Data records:
=-=-=-=-=
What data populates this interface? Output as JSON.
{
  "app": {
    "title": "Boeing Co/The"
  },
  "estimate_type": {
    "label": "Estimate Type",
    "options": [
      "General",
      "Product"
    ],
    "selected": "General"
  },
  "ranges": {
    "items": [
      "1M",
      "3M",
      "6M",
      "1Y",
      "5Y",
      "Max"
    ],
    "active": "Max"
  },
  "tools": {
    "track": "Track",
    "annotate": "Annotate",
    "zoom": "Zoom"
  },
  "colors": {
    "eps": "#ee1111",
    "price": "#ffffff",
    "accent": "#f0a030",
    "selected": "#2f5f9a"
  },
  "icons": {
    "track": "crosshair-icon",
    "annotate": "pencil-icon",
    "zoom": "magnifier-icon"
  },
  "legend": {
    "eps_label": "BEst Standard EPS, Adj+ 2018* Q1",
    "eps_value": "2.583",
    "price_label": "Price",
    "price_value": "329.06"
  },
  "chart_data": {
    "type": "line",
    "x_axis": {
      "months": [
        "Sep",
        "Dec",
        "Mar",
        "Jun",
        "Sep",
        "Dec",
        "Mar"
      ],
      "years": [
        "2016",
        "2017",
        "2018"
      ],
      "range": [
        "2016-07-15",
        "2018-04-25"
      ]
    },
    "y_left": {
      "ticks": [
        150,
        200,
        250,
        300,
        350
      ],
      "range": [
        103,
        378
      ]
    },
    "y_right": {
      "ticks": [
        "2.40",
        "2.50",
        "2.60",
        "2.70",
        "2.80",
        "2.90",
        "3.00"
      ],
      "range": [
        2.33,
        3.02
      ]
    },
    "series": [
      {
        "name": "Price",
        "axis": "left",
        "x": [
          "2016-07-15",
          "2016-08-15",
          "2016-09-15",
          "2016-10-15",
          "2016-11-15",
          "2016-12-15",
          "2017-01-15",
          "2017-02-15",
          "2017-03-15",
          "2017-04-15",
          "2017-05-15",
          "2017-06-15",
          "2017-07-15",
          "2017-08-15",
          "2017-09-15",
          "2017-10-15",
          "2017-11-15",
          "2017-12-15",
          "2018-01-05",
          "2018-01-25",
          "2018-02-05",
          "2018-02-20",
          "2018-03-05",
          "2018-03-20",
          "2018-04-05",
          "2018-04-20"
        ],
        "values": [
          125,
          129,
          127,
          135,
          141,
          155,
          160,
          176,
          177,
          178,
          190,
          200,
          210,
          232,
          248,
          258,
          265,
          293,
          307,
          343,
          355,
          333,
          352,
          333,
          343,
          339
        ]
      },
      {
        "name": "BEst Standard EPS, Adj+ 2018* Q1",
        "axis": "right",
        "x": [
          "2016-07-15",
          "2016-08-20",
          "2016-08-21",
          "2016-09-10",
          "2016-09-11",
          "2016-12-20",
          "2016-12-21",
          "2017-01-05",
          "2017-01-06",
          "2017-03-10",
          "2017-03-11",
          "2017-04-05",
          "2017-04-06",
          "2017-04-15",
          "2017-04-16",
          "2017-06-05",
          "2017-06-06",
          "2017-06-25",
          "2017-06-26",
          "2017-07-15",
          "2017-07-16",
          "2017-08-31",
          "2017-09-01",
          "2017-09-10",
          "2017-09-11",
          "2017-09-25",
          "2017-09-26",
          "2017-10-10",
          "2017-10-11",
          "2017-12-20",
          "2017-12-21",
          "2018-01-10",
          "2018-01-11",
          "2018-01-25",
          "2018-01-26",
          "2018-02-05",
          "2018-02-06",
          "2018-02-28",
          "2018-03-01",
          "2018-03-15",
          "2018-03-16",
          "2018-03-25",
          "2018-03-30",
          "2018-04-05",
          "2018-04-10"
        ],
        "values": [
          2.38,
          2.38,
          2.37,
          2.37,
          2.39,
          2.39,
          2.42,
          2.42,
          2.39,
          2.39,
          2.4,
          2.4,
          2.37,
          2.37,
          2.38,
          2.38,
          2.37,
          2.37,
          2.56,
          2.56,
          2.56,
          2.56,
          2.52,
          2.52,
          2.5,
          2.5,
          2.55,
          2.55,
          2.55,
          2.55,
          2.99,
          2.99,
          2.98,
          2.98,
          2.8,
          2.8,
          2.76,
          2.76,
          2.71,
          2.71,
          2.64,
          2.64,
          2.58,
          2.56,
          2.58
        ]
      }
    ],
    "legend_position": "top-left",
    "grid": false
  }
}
=-=-=-=-=
YOUR GOAL =>
Set all of the entries down again, exactly as they were given.

PROBLEM SOLUTION =>
What data populates this interface? Output as JSON.
{
  "app": {
    "title": "Boeing Co/The"
  },
  "estimate_type": {
    "label": "Estimate Type",
    "options": [
      "General",
      "Product"
    ],
    "selected": "General"
  },
  "ranges": {
    "items": [
      "1M",
      "3M",
      "6M",
      "1Y",
      "5Y",
      "Max"
    ],
    "active": "Max"
  },
  "tools": {
    "track": "Track",
    "annotate": "Annotate",
    "zoom": "Zoom"
  },
  "colors": {
    "eps": "#ee1111",
    "price": "#ffffff",
    "accent": "#f0a030",
    "selected": "#2f5f9a"
  },
  "icons": {
    "track": "crosshair-icon",
    "annotate": "pencil-icon",
    "zoom": "magnifier-icon"
  },
  "legend": {
    "eps_label": "BEst Standard EPS, Adj+ 2018* Q1",
    "eps_value": "2.583",
    "price_label": "Price",
    "price_value": "329.06"
  },
  "chart_data": {
    "type": "line",
    "x_axis": {
      "months": [
        "Sep",
        "Dec",
        "Mar",
        "Jun",
        "Sep",
        "Dec",
        "Mar"
      ],
      "years": [
        "2016",
        "2017",
        "2018"
      ],
      "range": [
        "2016-07-15",
        "2018-04-25"
      ]
    },
    "y_left": {
      "ticks": [
        150,
        200,
        250,
        300,
        350
      ],
      "range": [
        103,
        378
      ]
    },
    "y_right": {
      "ticks": [
        "2.40",
        "2.50",
        "2.60",
        "2.70",
        "2.80",
        "2.90",
        "3.00"
      ],
      "range": [
        2.33,
        3.02
      ]
    },
    "series": [
      {
        "name": "Price",
        "axis": "left",
        "x": [
          "2016-07-15",
          "2016-08-15",
          "2016-09-15",
          "2016-10-15",
          "2016-11-15",
          "2016-12-15",
          "2017-01-15",
          "2017-02-15",
          "2017-03-15",
          "2017-04-15",
          "2017-05-15",
          "2017-06-15",
          "2017-07-15",
          "2017-08-15",
          "2017-09-15",
          "2017-10-15",
          "2017-11-15",
          "2017-12-15",
          "2018-01-05",
          "2018-01-25",
          "2018-02-05",
          "2018-02-20",
          "2018-03-05",
          "2018-03-20",
          "2018-04-05",
          "2018-04-20"
        ],
        "values": [
          125,
          129,
          127,
          135,
          141,
          155,
          160,
          176,
          177,
          178,
          190,
          200,
          210,
          232,
          248,
          258,
          265,
          293,
          307,
          343,
          355,
          333,
          352,
          333,
          343,
          339
        ]
      },
      {
        "name": "BEst Standard EPS, Adj+ 2018* Q1",
        "axis": "right",
        "x": [
          "2016-07-15",
          "2016-08-20",
          "2016-08-21",
          "2016-09-10",
          "2016-09-11",
          "2016-12-20",
          "2016-12-21",
          "2017-01-05",
          "2017-01-06",
          "2017-03-10",
          "2017-03-11",
          "2017-04-05",
          "2017-04-06",
          "2017-04-15",
          "2017-04-16",
          "2017-06-05",
          "2017-06-06",
          "2017-06-25",
          "2017-06-26",
          "2017-07-15",
          "2017-07-16",
          "2017-08-31",
          "2017-09-01",
          "2017-09-10",
          "2017-09-11",
          "2017-09-25",
          "2017-09-26",
          "2017-10-10",
          "2017-10-11",
          "2017-12-20",
          "2017-12-21",
          "2018-01-10",
          "2018-01-11",
          "2018-01-25",
          "2018-01-26",
          "2018-02-05",
          "2018-02-06",
          "2018-02-28",
          "2018-03-01",
          "2018-03-15",
          "2018-03-16",
          "2018-03-25",
          "2018-03-30",
          "2018-04-05",
          "2018-04-10"
        ],
        "values": [
          2.38,
          2.38,
          2.37,
          2.37,
          2.39,
          2.39,
          2.42,
          2.42,
          2.39,
          2.39,
          2.4,
          2.4,
          2.37,
          2.37,
          2.38,
          2.38,
          2.37,
          2.37,
          2.56,
          2.56,
          2.56,
          2.56,
          2.52,
          2.52,
          2.5,
          2.5,
          2.55,
          2.55,
          2.55,
          2.55,
          2.99,
          2.99,
          2.98,
          2.98,
          2.8,
          2.8,
          2.76,
          2.76,
          2.71,
          2.71,
          2.64,
          2.64,
          2.58,
          2.56,
          2.58
        ]
      }
    ],
    "legend_position": "top-left",
    "grid": false
  }
}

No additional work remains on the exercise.